*What this task involves*: Copy every record word for word.

*Dataset extract*:
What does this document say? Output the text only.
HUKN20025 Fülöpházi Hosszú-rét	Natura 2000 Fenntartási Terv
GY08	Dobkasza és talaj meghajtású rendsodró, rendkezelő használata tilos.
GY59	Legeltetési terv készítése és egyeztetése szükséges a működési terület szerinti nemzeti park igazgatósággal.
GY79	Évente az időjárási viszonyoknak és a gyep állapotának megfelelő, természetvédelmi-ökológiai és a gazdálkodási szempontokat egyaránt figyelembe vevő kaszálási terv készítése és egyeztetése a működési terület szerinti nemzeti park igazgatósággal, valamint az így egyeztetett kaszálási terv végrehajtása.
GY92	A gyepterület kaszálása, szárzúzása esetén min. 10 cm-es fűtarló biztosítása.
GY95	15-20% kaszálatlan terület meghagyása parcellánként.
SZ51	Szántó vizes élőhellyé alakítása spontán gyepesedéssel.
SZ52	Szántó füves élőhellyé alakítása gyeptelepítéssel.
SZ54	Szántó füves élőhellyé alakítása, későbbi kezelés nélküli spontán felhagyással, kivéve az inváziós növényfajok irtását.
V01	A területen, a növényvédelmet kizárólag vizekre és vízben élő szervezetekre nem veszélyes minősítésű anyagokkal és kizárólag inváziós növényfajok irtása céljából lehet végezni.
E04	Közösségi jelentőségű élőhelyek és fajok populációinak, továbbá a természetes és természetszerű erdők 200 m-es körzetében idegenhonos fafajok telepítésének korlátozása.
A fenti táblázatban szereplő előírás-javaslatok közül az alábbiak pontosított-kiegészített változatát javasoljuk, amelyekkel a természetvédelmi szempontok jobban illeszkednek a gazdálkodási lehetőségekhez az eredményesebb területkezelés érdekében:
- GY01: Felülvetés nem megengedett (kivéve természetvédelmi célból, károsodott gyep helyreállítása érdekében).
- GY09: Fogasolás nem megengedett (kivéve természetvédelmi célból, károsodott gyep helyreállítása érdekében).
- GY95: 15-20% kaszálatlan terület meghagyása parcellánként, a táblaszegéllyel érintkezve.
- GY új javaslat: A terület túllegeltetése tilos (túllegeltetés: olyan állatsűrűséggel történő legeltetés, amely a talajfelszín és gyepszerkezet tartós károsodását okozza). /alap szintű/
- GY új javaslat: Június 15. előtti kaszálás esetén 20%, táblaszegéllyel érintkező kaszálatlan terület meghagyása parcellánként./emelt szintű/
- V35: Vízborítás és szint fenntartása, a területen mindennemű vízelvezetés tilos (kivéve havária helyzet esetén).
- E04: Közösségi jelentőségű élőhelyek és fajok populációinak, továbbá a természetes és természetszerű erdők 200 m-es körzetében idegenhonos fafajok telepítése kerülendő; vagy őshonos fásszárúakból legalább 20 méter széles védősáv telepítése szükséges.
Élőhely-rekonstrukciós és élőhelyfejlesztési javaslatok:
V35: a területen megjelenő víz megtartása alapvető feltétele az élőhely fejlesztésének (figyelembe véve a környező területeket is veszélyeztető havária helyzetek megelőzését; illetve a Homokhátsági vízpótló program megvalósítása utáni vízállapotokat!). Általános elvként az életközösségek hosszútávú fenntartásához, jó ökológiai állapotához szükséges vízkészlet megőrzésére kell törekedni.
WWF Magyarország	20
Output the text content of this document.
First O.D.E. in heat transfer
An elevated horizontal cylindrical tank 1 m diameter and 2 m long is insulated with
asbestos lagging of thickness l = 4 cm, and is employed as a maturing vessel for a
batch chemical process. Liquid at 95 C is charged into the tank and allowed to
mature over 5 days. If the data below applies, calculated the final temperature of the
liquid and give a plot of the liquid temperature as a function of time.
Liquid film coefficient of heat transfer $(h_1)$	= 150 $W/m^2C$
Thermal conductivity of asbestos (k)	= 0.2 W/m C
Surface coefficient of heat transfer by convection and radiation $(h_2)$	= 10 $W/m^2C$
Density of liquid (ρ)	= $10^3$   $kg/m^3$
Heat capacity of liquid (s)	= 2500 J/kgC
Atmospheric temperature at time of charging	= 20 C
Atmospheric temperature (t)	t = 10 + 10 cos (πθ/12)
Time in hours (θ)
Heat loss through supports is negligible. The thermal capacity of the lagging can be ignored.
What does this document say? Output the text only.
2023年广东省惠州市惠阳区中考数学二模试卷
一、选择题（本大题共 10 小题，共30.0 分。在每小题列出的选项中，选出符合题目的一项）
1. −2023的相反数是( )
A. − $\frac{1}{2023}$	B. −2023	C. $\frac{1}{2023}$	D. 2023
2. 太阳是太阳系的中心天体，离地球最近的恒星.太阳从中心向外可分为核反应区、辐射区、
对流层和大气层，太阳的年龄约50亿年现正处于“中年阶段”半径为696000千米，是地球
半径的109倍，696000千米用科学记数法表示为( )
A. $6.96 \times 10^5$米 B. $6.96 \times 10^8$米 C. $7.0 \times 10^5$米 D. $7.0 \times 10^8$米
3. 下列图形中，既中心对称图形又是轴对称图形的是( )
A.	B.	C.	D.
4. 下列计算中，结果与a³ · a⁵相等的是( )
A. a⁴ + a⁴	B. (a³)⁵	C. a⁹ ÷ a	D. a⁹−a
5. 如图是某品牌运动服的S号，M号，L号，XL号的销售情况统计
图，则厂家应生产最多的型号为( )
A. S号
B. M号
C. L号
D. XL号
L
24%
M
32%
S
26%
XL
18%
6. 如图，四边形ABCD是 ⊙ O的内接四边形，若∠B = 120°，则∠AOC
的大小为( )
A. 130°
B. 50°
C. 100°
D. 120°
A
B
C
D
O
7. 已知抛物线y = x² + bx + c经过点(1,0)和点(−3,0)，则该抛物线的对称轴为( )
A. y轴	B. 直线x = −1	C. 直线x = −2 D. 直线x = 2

*The response*:
What does this document say? Output the text only.
HUKN20025 Fülöpházi Hosszú-rét	Natura 2000 Fenntartási Terv
GY08	Dobkasza és talaj meghajtású rendsodró, rendkezelő használata tilos.
GY59	Legeltetési terv készítése és egyeztetése szükséges a működési terület szerinti nemzeti park igazgatósággal.
GY79	Évente az időjárási viszonyoknak és a gyep állapotának megfelelő, természetvédelmi-ökológiai és a gazdálkodási szempontokat egyaránt figyelembe vevő kaszálási terv készítése és egyeztetése a működési terület szerinti nemzeti park igazgatósággal, valamint az így egyeztetett kaszálási terv végrehajtása.
GY92	A gyepterület kaszálása, szárzúzása esetén min. 10 cm-es fűtarló biztosítása.
GY95	15-20% kaszálatlan terület meghagyása parcellánként.
SZ51	Szántó vizes élőhellyé alakítása spontán gyepesedéssel.
SZ52	Szántó füves élőhellyé alakítása gyeptelepítéssel.
SZ54	Szántó füves élőhellyé alakítása, későbbi kezelés nélküli spontán felhagyással, kivéve az inváziós növényfajok irtását.
V01	A területen, a növényvédelmet kizárólag vizekre és vízben élő szervezetekre nem veszélyes minősítésű anyagokkal és kizárólag inváziós növényfajok irtása céljából lehet végezni.
E04	Közösségi jelentőségű élőhelyek és fajok populációinak, továbbá a természetes és természetszerű erdők 200 m-es körzetében idegenhonos fafajok telepítésének korlátozása.
A fenti táblázatban szereplő előírás-javaslatok közül az alábbiak pontosított-kiegészített változatát javasoljuk, amelyekkel a természetvédelmi szempontok jobban illeszkednek a gazdálkodási lehetőségekhez az eredményesebb területkezelés érdekében:
- GY01: Felülvetés nem megengedett (kivéve természetvédelmi célból, károsodott gyep helyreállítása érdekében).
- GY09: Fogasolás nem megengedett (kivéve természetvédelmi célból, károsodott gyep helyreállítása érdekében).
- GY95: 15-20% kaszálatlan terület meghagyása parcellánként, a táblaszegéllyel érintkezve.
- GY új javaslat: A terület túllegeltetése tilos (túllegeltetés: olyan állatsűrűséggel történő legeltetés, amely a talajfelszín és gyepszerkezet tartós károsodását okozza). /alap szintű/
- GY új javaslat: Június 15. előtti kaszálás esetén 20%, táblaszegéllyel érintkező kaszálatlan terület meghagyása parcellánként./emelt szintű/
- V35: Vízborítás és szint fenntartása, a területen mindennemű vízelvezetés tilos (kivéve havária helyzet esetén).
- E04: Közösségi jelentőségű élőhelyek és fajok populációinak, továbbá a természetes és természetszerű erdők 200 m-es körzetében idegenhonos fafajok telepítése kerülendő; vagy őshonos fásszárúakból legalább 20 méter széles védősáv telepítése szükséges.
Élőhely-rekonstrukciós és élőhelyfejlesztési javaslatok:
V35: a területen megjelenő víz megtartása alapvető feltétele az élőhely fejlesztésének (figyelembe véve a környező területeket is veszélyeztető havária helyzetek megelőzését; illetve a Homokhátsági vízpótló program megvalósítása utáni vízállapotokat!). Általános elvként az életközösségek hosszútávú fenntartásához, jó ökológiai állapotához szükséges vízkészlet megőrzésére kell törekedni.
WWF Magyarország	20
Output the text content of this document.
First O.D.E. in heat transfer
An elevated horizontal cylindrical tank 1 m diameter and 2 m long is insulated with
asbestos lagging of thickness l = 4 cm, and is employed as a maturing vessel for a
batch chemical process. Liquid at 95 C is charged into the tank and allowed to
mature over 5 days. If the data below applies, calculated the final temperature of the
liquid and give a plot of the liquid temperature as a function of time.
Liquid film coefficient of heat transfer $(h_1)$	= 150 $W/m^2C$
Thermal conductivity of asbestos (k)	= 0.2 W/m C
Surface coefficient of heat transfer by convection and radiation $(h_2)$	= 10 $W/m^2C$
Density of liquid (ρ)	= $10^3$   $kg/m^3$
Heat capacity of liquid (s)	= 2500 J/kgC
Atmospheric temperature at time of charging	= 20 C
Atmospheric temperature (t)	t = 10 + 10 cos (πθ/12)
Time in hours (θ)
Heat loss through supports is negligible. The thermal capacity of the lagging can be ignored.
What does this document say? Output the text only.
2023年广东省惠州市惠阳区中考数学二模试卷
一、选择题（本大题共 10 小题，共30.0 分。在每小题列出的选项中，选出符合题目的一项）
1. −2023的相反数是( )
A. − $\frac{1}{2023}$	B. −2023	C. $\frac{1}{2023}$	D. 2023
2. 太阳是太阳系的中心天体，离地球最近的恒星.太阳从中心向外可分为核反应区、辐射区、
对流层和大气层，太阳的年龄约50亿年现正处于“中年阶段”半径为696000千米，是地球
半径的109倍，696000千米用科学记数法表示为( )
A. $6.96 \times 10^5$米 B. $6.96 \times 10^8$米 C. $7.0 \times 10^5$米 D. $7.0 \times 10^8$米
3. 下列图形中，既中心对称图形又是轴对称图形的是( )
A.	B.	C.	D.
4. 下列计算中，结果与a³ · a⁵相等的是( )
A. a⁴ + a⁴	B. (a³)⁵	C. a⁹ ÷ a	D. a⁹−a
5. 如图是某品牌运动服的S号，M号，L号，XL号的销售情况统计
图，则厂家应生产最多的型号为( )
A. S号
B. M号
C. L号
D. XL号
L
24%
M
32%
S
26%
XL
18%
6. 如图，四边形ABCD是 ⊙ O的内接四边形，若∠B = 120°，则∠AOC
的大小为( )
A. 130°
B. 50°
C. 100°
D. 120°
A
B
C
D
O
7. 已知抛物线y = x² + bx + c经过点(1,0)和点(−3,0)，则该抛物线的对称轴为( )
A. y轴	B. 直线x = −1	C. 直线x = −2 D. 直线x = 2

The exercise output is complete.